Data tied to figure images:

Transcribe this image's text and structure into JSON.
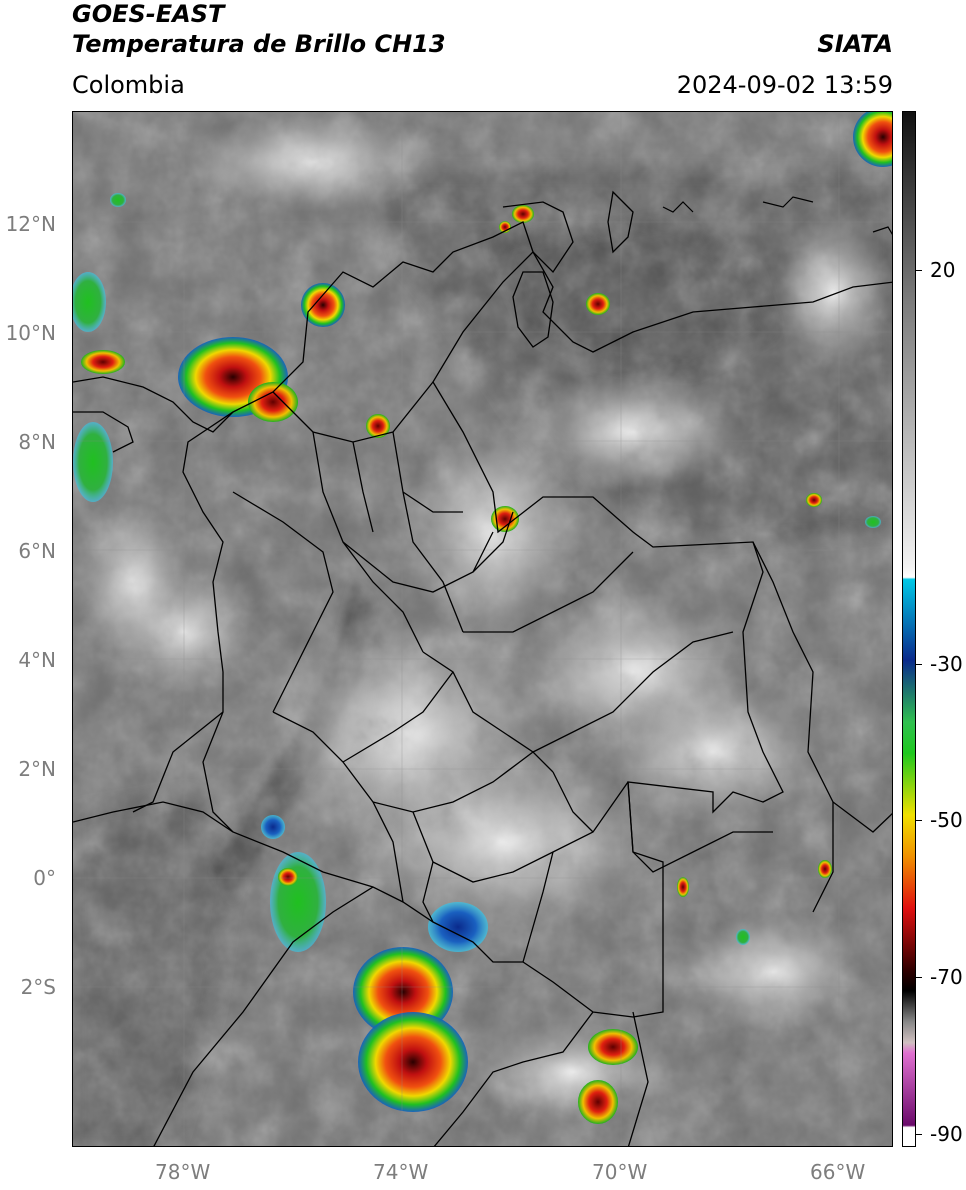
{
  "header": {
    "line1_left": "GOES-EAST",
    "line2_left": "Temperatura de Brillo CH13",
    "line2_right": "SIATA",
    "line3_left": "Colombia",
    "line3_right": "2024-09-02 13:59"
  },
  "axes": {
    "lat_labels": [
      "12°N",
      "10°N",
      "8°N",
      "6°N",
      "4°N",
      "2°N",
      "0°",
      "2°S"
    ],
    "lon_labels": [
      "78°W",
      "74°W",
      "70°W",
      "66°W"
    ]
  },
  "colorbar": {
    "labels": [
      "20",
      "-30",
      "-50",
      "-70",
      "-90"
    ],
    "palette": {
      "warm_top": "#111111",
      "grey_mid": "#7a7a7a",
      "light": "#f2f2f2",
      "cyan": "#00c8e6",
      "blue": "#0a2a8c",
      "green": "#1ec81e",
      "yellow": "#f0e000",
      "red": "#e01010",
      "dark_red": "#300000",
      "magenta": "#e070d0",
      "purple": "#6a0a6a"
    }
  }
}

OBJECTIVE ▸
Reproduce the material above in full, exactly, with no images.

WORKED ANSWER ▸
Transcribe this image's text and structure into JSON.
{
  "header": {
    "line1_left": "GOES-EAST",
    "line2_left": "Temperatura de Brillo CH13",
    "line2_right": "SIATA",
    "line3_left": "Colombia",
    "line3_right": "2024-09-02 13:59"
  },
  "axes": {
    "lat_labels": [
      "12°N",
      "10°N",
      "8°N",
      "6°N",
      "4°N",
      "2°N",
      "0°",
      "2°S"
    ],
    "lon_labels": [
      "78°W",
      "74°W",
      "70°W",
      "66°W"
    ]
  },
  "colorbar": {
    "labels": [
      "20",
      "-30",
      "-50",
      "-70",
      "-90"
    ],
    "palette": {
      "warm_top": "#111111",
      "grey_mid": "#7a7a7a",
      "light": "#f2f2f2",
      "cyan": "#00c8e6",
      "blue": "#0a2a8c",
      "green": "#1ec81e",
      "yellow": "#f0e000",
      "red": "#e01010",
      "dark_red": "#300000",
      "magenta": "#e070d0",
      "purple": "#6a0a6a"
    }
  }
}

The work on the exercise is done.